— start PROVIDED INFORMATION —

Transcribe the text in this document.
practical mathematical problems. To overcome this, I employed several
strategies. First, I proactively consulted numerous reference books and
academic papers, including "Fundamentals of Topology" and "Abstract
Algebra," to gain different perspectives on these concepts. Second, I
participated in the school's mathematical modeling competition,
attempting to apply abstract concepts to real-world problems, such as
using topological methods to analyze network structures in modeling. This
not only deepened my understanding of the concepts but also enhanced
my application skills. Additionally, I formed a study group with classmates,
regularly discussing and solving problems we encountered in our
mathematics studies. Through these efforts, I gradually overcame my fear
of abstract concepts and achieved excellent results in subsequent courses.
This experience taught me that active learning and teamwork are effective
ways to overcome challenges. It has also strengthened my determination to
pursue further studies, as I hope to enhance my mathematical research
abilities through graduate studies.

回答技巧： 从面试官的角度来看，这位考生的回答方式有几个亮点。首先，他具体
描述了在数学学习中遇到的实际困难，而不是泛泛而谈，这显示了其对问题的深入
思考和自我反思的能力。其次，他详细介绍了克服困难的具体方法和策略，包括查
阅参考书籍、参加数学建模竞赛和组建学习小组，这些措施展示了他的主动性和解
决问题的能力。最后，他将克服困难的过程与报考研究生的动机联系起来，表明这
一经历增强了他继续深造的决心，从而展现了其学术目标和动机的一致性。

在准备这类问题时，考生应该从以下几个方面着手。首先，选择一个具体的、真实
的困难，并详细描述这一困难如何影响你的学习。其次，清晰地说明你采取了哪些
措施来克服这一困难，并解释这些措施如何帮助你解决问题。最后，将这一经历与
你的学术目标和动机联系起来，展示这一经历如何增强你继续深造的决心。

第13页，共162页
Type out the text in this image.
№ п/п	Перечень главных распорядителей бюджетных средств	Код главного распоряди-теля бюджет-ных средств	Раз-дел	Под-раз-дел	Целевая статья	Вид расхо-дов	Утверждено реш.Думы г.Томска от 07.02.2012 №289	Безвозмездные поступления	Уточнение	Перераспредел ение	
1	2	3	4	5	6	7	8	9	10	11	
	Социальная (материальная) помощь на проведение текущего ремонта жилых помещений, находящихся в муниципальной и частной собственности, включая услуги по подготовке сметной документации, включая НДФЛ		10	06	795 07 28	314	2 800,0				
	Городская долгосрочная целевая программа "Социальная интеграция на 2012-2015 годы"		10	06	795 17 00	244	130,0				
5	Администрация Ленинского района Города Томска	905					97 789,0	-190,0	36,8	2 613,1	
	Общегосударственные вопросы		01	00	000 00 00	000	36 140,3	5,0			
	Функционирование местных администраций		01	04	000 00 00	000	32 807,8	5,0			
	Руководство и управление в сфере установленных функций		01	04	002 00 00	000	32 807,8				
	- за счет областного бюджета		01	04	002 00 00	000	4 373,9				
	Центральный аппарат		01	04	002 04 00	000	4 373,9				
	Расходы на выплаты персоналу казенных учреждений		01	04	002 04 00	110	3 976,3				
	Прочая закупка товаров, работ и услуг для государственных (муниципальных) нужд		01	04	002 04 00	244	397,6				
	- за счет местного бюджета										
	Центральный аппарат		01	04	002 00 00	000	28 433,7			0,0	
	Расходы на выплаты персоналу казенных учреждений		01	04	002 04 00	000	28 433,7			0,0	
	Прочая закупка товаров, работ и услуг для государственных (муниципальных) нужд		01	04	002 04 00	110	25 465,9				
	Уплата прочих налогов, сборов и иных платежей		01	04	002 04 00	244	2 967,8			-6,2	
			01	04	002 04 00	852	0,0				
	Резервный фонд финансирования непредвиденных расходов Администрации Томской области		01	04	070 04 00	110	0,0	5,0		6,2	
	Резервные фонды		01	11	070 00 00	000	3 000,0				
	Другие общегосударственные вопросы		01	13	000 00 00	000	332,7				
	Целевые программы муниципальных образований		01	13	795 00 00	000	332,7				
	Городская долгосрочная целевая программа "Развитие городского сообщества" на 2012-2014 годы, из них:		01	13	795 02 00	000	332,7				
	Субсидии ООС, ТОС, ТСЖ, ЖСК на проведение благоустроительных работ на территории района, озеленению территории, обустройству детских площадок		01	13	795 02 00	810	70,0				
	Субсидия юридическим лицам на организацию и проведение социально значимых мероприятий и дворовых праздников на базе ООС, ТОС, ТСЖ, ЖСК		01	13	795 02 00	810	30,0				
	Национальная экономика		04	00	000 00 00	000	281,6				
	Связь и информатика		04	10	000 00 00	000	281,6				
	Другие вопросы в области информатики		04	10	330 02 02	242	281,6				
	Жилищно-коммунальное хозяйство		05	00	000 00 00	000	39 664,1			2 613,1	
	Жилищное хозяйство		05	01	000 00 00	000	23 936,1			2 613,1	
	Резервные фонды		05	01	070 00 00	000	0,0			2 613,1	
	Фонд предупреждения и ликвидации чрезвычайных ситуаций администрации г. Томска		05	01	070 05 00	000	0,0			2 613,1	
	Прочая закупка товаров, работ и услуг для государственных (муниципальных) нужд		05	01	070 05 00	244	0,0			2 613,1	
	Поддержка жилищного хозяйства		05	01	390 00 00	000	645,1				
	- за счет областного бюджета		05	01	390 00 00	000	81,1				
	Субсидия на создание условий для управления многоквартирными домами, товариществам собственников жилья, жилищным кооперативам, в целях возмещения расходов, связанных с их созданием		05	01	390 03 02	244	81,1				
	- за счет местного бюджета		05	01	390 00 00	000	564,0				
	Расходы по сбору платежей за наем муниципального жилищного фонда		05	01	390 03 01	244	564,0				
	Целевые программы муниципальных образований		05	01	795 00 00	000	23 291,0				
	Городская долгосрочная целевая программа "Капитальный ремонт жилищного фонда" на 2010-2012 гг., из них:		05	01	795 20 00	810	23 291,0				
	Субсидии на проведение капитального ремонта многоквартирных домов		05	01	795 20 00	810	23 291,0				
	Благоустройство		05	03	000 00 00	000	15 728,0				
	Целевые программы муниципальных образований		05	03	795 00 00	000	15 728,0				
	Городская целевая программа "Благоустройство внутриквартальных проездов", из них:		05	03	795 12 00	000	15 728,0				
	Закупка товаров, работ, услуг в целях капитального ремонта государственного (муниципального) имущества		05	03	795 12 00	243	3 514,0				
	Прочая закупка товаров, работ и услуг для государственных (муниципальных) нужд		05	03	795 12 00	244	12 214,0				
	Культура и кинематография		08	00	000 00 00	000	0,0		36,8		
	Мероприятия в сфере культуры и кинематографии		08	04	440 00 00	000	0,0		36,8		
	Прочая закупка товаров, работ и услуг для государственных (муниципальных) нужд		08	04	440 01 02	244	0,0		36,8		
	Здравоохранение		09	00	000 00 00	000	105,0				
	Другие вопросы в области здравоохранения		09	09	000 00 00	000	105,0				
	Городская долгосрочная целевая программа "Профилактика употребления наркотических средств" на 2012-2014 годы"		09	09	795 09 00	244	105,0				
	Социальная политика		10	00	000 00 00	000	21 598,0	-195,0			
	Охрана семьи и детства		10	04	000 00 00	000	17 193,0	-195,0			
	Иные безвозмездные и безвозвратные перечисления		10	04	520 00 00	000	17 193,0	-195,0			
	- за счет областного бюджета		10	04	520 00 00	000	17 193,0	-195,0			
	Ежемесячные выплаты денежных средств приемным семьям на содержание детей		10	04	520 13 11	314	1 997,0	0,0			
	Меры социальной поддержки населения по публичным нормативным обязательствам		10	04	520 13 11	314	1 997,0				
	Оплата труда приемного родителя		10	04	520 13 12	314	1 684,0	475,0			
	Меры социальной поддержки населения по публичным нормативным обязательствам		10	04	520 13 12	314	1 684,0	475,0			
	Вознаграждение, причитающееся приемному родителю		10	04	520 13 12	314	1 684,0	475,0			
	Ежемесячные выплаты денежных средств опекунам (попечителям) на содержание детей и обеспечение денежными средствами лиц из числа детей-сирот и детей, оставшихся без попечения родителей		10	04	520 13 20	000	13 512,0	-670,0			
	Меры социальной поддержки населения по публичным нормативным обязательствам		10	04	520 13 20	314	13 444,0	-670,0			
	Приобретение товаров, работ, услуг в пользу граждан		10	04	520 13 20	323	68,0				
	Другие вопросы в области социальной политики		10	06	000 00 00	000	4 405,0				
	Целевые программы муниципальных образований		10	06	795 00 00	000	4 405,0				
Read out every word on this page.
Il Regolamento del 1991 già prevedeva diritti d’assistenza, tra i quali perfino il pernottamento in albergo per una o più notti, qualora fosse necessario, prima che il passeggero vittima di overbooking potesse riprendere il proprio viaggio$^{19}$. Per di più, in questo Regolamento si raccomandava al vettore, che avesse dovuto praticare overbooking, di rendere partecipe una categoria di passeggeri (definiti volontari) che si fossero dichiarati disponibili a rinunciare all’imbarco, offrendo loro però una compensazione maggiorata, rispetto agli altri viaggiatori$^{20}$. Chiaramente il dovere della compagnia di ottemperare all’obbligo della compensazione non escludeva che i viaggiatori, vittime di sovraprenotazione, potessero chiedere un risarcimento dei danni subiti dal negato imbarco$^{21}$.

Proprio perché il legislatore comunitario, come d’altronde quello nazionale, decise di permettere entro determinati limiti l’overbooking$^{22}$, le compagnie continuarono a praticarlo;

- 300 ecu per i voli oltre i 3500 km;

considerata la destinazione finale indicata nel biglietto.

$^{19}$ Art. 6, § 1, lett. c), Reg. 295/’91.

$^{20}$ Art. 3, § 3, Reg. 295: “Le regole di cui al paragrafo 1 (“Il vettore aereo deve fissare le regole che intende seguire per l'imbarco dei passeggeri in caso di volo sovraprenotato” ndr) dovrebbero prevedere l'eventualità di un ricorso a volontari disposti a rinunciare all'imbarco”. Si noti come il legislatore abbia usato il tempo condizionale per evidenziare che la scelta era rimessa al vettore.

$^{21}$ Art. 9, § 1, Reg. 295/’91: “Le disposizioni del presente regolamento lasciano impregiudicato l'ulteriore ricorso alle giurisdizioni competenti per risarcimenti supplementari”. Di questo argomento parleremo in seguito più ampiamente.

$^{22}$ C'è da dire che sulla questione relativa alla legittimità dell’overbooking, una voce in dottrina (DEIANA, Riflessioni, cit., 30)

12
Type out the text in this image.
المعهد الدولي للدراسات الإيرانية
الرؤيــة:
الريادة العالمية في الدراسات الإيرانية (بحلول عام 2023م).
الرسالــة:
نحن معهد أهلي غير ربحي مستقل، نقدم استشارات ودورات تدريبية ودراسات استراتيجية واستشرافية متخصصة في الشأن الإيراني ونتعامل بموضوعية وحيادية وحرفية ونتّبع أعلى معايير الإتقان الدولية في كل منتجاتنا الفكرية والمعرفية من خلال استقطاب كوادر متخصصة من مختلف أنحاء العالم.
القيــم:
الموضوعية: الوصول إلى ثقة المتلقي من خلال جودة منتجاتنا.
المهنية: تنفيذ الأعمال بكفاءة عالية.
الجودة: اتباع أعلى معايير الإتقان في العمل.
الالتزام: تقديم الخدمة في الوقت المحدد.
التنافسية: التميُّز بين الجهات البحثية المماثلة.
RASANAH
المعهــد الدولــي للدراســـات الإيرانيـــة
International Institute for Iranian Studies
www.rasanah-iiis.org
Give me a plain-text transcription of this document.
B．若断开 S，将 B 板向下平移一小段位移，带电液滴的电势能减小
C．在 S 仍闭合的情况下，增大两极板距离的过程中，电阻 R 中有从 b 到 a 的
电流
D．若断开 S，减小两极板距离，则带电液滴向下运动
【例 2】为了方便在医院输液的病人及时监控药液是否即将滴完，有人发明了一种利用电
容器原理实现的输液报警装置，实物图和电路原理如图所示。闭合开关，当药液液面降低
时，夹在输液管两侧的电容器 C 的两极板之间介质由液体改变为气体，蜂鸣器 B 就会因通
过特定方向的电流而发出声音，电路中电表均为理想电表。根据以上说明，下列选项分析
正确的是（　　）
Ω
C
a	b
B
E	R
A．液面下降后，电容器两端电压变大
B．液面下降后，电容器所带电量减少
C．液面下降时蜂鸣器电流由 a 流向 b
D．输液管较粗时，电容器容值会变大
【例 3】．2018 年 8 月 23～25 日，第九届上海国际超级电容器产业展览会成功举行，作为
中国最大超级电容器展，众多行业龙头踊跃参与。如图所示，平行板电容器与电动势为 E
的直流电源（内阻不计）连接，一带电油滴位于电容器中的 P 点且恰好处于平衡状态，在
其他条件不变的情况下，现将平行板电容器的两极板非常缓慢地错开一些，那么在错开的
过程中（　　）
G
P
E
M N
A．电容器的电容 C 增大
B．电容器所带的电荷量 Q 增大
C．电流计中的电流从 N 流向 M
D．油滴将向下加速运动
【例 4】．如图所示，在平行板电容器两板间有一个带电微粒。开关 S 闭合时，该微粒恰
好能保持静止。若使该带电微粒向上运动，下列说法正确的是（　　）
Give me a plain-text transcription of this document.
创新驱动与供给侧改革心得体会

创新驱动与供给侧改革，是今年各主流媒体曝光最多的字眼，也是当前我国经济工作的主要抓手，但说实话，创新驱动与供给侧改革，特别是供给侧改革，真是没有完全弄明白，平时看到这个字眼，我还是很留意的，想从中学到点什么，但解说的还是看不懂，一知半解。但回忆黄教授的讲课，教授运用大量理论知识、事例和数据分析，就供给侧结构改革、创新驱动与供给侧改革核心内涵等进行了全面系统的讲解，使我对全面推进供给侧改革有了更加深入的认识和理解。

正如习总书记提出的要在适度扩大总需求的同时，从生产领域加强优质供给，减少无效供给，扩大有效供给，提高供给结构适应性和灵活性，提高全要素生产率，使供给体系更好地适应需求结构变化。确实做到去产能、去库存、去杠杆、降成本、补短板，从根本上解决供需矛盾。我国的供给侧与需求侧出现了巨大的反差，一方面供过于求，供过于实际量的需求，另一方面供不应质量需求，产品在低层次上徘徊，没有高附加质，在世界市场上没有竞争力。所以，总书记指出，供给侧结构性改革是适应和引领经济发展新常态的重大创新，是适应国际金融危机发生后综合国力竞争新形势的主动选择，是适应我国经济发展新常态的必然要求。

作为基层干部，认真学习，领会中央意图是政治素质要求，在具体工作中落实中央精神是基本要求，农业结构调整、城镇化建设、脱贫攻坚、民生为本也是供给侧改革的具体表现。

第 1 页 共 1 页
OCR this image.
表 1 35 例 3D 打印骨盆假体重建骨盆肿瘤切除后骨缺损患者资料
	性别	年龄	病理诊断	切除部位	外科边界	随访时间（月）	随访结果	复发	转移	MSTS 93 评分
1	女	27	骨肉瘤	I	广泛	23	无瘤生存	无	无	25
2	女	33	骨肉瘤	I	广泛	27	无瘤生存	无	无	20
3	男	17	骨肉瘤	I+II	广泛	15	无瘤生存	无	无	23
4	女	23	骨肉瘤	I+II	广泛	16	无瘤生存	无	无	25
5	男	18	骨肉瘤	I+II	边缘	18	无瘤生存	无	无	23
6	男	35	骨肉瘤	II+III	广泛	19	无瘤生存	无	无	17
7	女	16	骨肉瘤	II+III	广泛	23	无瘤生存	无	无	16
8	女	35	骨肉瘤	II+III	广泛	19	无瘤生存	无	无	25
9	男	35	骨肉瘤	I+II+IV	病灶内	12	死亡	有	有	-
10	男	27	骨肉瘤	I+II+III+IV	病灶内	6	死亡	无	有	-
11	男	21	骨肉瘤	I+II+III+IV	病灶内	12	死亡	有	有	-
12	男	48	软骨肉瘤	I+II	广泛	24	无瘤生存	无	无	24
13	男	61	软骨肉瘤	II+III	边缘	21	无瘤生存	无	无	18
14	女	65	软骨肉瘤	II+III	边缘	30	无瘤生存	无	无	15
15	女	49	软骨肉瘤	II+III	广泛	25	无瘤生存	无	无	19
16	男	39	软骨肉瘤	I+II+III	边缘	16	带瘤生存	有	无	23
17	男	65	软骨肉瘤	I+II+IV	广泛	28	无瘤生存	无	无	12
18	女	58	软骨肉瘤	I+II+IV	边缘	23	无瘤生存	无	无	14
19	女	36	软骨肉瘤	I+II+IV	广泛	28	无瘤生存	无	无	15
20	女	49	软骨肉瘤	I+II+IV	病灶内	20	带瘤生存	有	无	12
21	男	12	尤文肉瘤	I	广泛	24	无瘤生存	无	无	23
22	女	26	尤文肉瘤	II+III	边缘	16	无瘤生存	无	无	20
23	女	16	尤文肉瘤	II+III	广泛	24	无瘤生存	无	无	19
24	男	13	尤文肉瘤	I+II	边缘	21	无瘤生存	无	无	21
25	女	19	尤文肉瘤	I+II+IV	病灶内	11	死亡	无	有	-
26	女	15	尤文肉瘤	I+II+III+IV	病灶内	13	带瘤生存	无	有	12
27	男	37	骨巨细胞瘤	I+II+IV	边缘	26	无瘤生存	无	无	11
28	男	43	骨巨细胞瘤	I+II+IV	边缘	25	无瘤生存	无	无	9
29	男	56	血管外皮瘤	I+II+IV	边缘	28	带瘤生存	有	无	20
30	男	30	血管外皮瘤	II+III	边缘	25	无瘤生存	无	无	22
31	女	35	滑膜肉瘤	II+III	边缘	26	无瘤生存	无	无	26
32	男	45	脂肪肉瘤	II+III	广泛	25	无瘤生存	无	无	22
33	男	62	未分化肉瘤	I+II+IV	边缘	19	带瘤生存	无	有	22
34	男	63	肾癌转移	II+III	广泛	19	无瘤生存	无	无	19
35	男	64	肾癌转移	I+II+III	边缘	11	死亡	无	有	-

— end PROVIDED INFORMATION —

* **PROBLEM STATEMENT**
Lines of the material that contain the word "проведение" are to be gathered.

* **RESULT OF THE EXERCISE**
	Социальная (материальная) помощь на проведение текущего ремонта жилых помещений, находящихся в муниципальной и частной собственности, включая услуги по подготовке сметной документации, включая НДФЛ		10	06	795 07 28	314	2 800,0				
	Субсидии ООС, ТОС, ТСЖ, ЖСК на проведение благоустроительных работ на территории района, озеленению территории, обустройству детских площадок		01	13	795 02 00	810	70,0				
	Субсидия юридическим лицам на организацию и проведение социально значимых мероприятий и дворовых праздников на базе ООС, ТОС, ТСЖ, ЖСК		01	13	795 02 00	810	30,0				
	Субсидии на проведение капитального ремонта многоквартирных домов		05	01	795 20 00	810	23 291,0				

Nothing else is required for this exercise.